REQUIREMENT:
Write out each entry again. Keep every word exactly as it is.

SUPPLIED MATERIAL:

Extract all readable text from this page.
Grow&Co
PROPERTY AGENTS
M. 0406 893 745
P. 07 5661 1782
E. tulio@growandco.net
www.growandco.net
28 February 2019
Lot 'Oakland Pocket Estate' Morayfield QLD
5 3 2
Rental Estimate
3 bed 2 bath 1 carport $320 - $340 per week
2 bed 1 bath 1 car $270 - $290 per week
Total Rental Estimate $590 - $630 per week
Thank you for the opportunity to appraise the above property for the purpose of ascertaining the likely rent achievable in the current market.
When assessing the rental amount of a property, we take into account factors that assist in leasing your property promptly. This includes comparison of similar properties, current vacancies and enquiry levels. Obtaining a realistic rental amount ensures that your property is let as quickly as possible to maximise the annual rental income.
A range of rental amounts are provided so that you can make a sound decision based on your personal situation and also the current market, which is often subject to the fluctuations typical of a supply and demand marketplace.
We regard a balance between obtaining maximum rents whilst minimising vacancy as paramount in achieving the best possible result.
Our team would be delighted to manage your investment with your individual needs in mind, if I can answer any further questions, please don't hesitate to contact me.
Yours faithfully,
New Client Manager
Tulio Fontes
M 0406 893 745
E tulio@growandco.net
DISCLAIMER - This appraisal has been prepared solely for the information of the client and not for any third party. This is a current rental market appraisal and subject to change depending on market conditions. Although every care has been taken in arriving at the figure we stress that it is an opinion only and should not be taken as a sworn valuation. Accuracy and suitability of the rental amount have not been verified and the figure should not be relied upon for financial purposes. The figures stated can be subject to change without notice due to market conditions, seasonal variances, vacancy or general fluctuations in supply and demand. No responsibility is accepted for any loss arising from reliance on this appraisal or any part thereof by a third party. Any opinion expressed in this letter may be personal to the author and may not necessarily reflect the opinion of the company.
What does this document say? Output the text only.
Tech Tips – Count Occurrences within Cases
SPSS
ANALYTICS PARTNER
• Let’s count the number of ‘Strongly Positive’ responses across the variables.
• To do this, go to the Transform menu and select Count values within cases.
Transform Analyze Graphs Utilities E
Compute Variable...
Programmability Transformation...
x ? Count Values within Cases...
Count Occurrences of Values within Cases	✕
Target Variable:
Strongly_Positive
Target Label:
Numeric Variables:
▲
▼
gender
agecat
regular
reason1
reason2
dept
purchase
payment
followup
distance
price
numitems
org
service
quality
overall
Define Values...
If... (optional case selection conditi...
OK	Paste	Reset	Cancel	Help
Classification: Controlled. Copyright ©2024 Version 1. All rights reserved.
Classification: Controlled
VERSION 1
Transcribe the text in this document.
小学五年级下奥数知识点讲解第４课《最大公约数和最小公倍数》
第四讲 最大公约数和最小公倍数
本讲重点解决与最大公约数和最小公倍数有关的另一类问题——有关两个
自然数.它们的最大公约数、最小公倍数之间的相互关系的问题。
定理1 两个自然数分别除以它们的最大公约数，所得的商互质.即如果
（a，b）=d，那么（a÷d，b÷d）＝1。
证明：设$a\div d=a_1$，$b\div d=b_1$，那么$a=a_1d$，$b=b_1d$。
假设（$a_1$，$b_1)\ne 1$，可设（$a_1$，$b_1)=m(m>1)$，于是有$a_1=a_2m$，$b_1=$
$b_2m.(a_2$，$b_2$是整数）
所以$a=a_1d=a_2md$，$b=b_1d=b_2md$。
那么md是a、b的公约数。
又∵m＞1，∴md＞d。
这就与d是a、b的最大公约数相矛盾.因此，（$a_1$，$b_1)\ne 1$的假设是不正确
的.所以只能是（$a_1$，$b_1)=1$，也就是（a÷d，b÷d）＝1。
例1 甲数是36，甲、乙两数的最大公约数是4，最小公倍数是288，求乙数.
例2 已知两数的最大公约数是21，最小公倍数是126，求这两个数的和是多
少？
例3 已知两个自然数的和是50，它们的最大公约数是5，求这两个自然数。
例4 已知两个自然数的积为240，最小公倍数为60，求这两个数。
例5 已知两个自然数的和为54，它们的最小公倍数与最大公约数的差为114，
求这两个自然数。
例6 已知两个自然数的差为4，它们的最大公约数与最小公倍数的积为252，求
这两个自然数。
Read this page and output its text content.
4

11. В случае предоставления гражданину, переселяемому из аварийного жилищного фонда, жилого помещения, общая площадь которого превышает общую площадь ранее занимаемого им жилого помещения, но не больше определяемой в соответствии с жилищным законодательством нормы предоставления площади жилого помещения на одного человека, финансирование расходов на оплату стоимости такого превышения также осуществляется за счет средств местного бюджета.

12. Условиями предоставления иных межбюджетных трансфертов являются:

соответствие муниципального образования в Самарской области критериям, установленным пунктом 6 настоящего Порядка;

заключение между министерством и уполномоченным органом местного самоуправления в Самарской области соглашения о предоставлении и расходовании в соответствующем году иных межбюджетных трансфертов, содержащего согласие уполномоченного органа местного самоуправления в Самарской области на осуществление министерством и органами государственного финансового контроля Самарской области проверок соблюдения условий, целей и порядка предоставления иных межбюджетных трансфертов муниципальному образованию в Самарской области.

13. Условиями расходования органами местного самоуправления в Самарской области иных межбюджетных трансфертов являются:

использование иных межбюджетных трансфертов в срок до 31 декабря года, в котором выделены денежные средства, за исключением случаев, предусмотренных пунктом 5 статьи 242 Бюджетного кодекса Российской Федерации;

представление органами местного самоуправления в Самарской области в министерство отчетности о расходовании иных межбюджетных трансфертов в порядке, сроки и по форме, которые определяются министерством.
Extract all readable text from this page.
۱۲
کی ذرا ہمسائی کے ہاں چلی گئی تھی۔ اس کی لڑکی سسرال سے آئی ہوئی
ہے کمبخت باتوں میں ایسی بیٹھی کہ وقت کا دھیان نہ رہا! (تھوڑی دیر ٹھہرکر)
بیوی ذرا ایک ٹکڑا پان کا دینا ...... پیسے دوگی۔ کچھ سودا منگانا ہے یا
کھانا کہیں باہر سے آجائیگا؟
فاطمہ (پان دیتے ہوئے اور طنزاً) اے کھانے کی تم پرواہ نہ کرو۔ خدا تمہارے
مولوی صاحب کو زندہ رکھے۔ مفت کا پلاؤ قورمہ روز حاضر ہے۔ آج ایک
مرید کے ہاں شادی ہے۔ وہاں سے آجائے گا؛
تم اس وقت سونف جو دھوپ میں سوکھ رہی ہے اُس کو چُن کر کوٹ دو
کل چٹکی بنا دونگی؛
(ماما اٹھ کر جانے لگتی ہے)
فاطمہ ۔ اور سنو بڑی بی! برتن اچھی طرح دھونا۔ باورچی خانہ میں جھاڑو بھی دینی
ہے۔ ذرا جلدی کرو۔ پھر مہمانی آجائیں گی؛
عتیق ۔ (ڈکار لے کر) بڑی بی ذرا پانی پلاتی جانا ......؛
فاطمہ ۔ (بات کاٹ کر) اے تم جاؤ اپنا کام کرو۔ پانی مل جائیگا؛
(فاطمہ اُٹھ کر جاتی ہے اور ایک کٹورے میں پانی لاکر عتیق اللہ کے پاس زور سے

RESPONSE TO THIS EXERCISE:
Extract all readable text from this page.
Grow&Co
PROPERTY AGENTS
M. 0406 893 745
P. 07 5661 1782
E. tulio@growandco.net
www.growandco.net
28 February 2019
Lot 'Oakland Pocket Estate' Morayfield QLD
5 3 2
Rental Estimate
3 bed 2 bath 1 carport $320 - $340 per week
2 bed 1 bath 1 car $270 - $290 per week
Total Rental Estimate $590 - $630 per week
Thank you for the opportunity to appraise the above property for the purpose of ascertaining the likely rent achievable in the current market.
When assessing the rental amount of a property, we take into account factors that assist in leasing your property promptly. This includes comparison of similar properties, current vacancies and enquiry levels. Obtaining a realistic rental amount ensures that your property is let as quickly as possible to maximise the annual rental income.
A range of rental amounts are provided so that you can make a sound decision based on your personal situation and also the current market, which is often subject to the fluctuations typical of a supply and demand marketplace.
We regard a balance between obtaining maximum rents whilst minimising vacancy as paramount in achieving the best possible result.
Our team would be delighted to manage your investment with your individual needs in mind, if I can answer any further questions, please don't hesitate to contact me.
Yours faithfully,
New Client Manager
Tulio Fontes
M 0406 893 745
E tulio@growandco.net
DISCLAIMER - This appraisal has been prepared solely for the information of the client and not for any third party. This is a current rental market appraisal and subject to change depending on market conditions. Although every care has been taken in arriving at the figure we stress that it is an opinion only and should not be taken as a sworn valuation. Accuracy and suitability of the rental amount have not been verified and the figure should not be relied upon for financial purposes. The figures stated can be subject to change without notice due to market conditions, seasonal variances, vacancy or general fluctuations in supply and demand. No responsibility is accepted for any loss arising from reliance on this appraisal or any part thereof by a third party. Any opinion expressed in this letter may be personal to the author and may not necessarily reflect the opinion of the company.
What does this document say? Output the text only.
Tech Tips – Count Occurrences within Cases
SPSS
ANALYTICS PARTNER
• Let’s count the number of ‘Strongly Positive’ responses across the variables.
• To do this, go to the Transform menu and select Count values within cases.
Transform Analyze Graphs Utilities E
Compute Variable...
Programmability Transformation...
x ? Count Values within Cases...
Count Occurrences of Values within Cases	✕
Target Variable:
Strongly_Positive
Target Label:
Numeric Variables:
▲
▼
gender
agecat
regular
reason1
reason2
dept
purchase
payment
followup
distance
price
numitems
org
service
quality
overall
Define Values...
If... (optional case selection conditi...
OK	Paste	Reset	Cancel	Help
Classification: Controlled. Copyright ©2024 Version 1. All rights reserved.
Classification: Controlled
VERSION 1
Transcribe the text in this document.
小学五年级下奥数知识点讲解第４课《最大公约数和最小公倍数》
第四讲 最大公约数和最小公倍数
本讲重点解决与最大公约数和最小公倍数有关的另一类问题——有关两个
自然数.它们的最大公约数、最小公倍数之间的相互关系的问题。
定理1 两个自然数分别除以它们的最大公约数，所得的商互质.即如果
（a，b）=d，那么（a÷d，b÷d）＝1。
证明：设$a\div d=a_1$，$b\div d=b_1$，那么$a=a_1d$，$b=b_1d$。
假设（$a_1$，$b_1)\ne 1$，可设（$a_1$，$b_1)=m(m>1)$，于是有$a_1=a_2m$，$b_1=$
$b_2m.(a_2$，$b_2$是整数）
所以$a=a_1d=a_2md$，$b=b_1d=b_2md$。
那么md是a、b的公约数。
又∵m＞1，∴md＞d。
这就与d是a、b的最大公约数相矛盾.因此，（$a_1$，$b_1)\ne 1$的假设是不正确
的.所以只能是（$a_1$，$b_1)=1$，也就是（a÷d，b÷d）＝1。
例1 甲数是36，甲、乙两数的最大公约数是4，最小公倍数是288，求乙数.
例2 已知两数的最大公约数是21，最小公倍数是126，求这两个数的和是多
少？
例3 已知两个自然数的和是50，它们的最大公约数是5，求这两个自然数。
例4 已知两个自然数的积为240，最小公倍数为60，求这两个数。
例5 已知两个自然数的和为54，它们的最小公倍数与最大公约数的差为114，
求这两个自然数。
例6 已知两个自然数的差为4，它们的最大公约数与最小公倍数的积为252，求
这两个自然数。
Read this page and output its text content.
4

11. В случае предоставления гражданину, переселяемому из аварийного жилищного фонда, жилого помещения, общая площадь которого превышает общую площадь ранее занимаемого им жилого помещения, но не больше определяемой в соответствии с жилищным законодательством нормы предоставления площади жилого помещения на одного человека, финансирование расходов на оплату стоимости такого превышения также осуществляется за счет средств местного бюджета.

12. Условиями предоставления иных межбюджетных трансфертов являются:

соответствие муниципального образования в Самарской области критериям, установленным пунктом 6 настоящего Порядка;

заключение между министерством и уполномоченным органом местного самоуправления в Самарской области соглашения о предоставлении и расходовании в соответствующем году иных межбюджетных трансфертов, содержащего согласие уполномоченного органа местного самоуправления в Самарской области на осуществление министерством и органами государственного финансового контроля Самарской области проверок соблюдения условий, целей и порядка предоставления иных межбюджетных трансфертов муниципальному образованию в Самарской области.

13. Условиями расходования органами местного самоуправления в Самарской области иных межбюджетных трансфертов являются:

использование иных межбюджетных трансфертов в срок до 31 декабря года, в котором выделены денежные средства, за исключением случаев, предусмотренных пунктом 5 статьи 242 Бюджетного кодекса Российской Федерации;

представление органами местного самоуправления в Самарской области в министерство отчетности о расходовании иных межбюджетных трансфертов в порядке, сроки и по форме, которые определяются министерством.
Extract all readable text from this page.
۱۲
کی ذرا ہمسائی کے ہاں چلی گئی تھی۔ اس کی لڑکی سسرال سے آئی ہوئی
ہے کمبخت باتوں میں ایسی بیٹھی کہ وقت کا دھیان نہ رہا! (تھوڑی دیر ٹھہرکر)
بیوی ذرا ایک ٹکڑا پان کا دینا ...... پیسے دوگی۔ کچھ سودا منگانا ہے یا
کھانا کہیں باہر سے آجائیگا؟
فاطمہ (پان دیتے ہوئے اور طنزاً) اے کھانے کی تم پرواہ نہ کرو۔ خدا تمہارے
مولوی صاحب کو زندہ رکھے۔ مفت کا پلاؤ قورمہ روز حاضر ہے۔ آج ایک
مرید کے ہاں شادی ہے۔ وہاں سے آجائے گا؛
تم اس وقت سونف جو دھوپ میں سوکھ رہی ہے اُس کو چُن کر کوٹ دو
کل چٹکی بنا دونگی؛
(ماما اٹھ کر جانے لگتی ہے)
فاطمہ ۔ اور سنو بڑی بی! برتن اچھی طرح دھونا۔ باورچی خانہ میں جھاڑو بھی دینی
ہے۔ ذرا جلدی کرو۔ پھر مہمانی آجائیں گی؛
عتیق ۔ (ڈکار لے کر) بڑی بی ذرا پانی پلاتی جانا ......؛
فاطمہ ۔ (بات کاٹ کر) اے تم جاؤ اپنا کام کرو۔ پانی مل جائیگا؛
(فاطمہ اُٹھ کر جاتی ہے اور ایک کٹورے میں پانی لاکر عتیق اللہ کے پاس زور سے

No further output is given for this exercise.